■ **SET EXERCISE**
Copy out each line that includes the word "supported".

[start of SUPPLIED DATA]

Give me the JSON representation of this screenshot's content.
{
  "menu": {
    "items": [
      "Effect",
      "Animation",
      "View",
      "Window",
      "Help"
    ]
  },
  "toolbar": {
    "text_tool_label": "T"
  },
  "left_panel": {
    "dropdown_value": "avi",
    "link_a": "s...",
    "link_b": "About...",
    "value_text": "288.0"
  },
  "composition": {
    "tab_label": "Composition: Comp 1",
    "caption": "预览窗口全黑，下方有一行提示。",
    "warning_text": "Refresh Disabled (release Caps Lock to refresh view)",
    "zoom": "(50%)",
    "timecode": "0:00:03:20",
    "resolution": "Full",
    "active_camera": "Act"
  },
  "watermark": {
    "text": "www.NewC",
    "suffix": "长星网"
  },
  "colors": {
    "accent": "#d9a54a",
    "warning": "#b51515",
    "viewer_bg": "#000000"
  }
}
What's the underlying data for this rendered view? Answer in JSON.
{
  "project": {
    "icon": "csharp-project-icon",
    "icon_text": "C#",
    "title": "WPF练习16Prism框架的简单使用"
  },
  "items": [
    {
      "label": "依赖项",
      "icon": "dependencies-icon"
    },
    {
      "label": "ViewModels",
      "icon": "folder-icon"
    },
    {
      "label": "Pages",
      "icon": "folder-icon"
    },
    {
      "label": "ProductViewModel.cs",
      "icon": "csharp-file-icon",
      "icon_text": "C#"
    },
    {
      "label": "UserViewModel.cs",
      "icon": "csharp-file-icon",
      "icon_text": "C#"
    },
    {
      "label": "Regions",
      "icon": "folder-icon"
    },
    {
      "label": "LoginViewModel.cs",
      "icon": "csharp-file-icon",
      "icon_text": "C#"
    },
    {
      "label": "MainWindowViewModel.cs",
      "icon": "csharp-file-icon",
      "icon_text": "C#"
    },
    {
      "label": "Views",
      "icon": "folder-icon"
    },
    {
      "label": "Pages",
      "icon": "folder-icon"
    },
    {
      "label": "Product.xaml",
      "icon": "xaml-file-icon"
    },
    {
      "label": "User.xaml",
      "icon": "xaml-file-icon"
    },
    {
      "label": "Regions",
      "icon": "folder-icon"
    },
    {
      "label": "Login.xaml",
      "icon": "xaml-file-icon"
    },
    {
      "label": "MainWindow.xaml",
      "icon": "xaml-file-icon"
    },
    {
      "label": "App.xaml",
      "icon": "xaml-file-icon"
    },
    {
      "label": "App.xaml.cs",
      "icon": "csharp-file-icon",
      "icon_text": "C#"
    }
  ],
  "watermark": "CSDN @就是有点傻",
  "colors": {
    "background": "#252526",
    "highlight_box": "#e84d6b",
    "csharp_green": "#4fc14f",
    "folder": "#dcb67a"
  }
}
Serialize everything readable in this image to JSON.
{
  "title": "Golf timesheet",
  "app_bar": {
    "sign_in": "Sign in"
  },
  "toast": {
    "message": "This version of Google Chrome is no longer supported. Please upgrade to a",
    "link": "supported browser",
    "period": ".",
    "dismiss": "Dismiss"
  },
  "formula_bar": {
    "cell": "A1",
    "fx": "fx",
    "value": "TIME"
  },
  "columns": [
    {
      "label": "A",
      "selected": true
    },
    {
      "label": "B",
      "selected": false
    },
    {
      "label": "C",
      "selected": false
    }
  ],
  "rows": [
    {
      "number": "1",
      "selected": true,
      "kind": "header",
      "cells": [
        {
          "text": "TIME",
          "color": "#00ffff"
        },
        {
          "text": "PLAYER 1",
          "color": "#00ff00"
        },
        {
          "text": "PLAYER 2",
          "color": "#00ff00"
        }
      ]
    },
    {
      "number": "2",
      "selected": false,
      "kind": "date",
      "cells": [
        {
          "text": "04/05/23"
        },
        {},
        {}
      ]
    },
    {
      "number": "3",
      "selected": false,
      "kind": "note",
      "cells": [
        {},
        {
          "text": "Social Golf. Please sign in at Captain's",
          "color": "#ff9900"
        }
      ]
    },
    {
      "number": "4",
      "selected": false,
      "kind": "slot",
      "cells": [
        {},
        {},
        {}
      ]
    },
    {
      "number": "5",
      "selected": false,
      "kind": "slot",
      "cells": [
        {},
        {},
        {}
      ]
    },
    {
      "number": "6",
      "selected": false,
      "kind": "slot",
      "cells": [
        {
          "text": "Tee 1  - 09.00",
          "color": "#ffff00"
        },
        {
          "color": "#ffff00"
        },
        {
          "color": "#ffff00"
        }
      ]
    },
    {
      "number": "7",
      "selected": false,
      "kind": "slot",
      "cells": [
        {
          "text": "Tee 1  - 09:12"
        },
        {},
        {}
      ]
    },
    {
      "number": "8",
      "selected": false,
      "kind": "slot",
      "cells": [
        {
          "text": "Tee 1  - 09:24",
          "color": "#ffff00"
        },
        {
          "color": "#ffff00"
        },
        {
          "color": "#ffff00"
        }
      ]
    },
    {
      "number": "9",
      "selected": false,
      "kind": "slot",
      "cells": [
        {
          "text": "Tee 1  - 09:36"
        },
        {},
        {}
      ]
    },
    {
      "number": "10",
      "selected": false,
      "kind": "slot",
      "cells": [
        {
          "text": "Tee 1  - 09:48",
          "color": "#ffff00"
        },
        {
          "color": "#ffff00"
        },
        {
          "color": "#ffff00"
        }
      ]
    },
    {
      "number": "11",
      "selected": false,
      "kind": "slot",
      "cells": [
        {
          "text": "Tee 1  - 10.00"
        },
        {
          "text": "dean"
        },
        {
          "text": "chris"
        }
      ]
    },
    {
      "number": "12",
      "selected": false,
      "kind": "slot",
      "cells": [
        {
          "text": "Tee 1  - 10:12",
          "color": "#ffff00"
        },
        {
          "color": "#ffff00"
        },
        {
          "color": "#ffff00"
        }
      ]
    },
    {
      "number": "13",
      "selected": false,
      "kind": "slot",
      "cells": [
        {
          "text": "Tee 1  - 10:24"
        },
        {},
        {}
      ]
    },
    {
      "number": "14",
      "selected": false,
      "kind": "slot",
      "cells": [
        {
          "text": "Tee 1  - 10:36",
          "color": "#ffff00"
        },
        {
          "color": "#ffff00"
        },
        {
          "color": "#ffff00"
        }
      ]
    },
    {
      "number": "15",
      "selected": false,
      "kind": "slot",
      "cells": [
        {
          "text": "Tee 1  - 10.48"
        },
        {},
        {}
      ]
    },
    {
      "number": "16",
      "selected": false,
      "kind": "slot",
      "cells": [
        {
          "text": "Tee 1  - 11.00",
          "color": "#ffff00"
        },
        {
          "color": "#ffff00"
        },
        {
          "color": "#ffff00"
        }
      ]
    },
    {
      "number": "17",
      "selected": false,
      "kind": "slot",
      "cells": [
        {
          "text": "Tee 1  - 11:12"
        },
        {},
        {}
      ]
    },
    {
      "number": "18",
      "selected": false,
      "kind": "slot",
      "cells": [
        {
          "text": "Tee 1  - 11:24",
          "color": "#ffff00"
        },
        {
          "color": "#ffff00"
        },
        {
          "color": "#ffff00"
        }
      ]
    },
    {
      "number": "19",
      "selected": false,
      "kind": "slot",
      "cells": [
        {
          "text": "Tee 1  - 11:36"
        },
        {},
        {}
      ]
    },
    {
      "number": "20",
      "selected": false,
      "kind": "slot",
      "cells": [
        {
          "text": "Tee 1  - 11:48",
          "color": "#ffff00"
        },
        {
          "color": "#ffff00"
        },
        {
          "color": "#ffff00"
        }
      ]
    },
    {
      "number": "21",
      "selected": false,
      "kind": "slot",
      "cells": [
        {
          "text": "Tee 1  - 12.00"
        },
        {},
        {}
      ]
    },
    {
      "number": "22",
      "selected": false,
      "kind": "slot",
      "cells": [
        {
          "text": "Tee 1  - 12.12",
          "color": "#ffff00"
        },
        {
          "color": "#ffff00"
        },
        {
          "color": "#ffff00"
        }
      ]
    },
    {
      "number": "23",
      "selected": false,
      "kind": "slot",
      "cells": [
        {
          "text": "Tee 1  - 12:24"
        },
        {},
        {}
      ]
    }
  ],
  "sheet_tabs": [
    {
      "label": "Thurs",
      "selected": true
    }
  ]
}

[end of SUPPLIED DATA]

■ **COMPLETE OUTPUT**
    "message": "This version of Google Chrome is no longer supported. Please upgrade to a",
    "link": "supported browser",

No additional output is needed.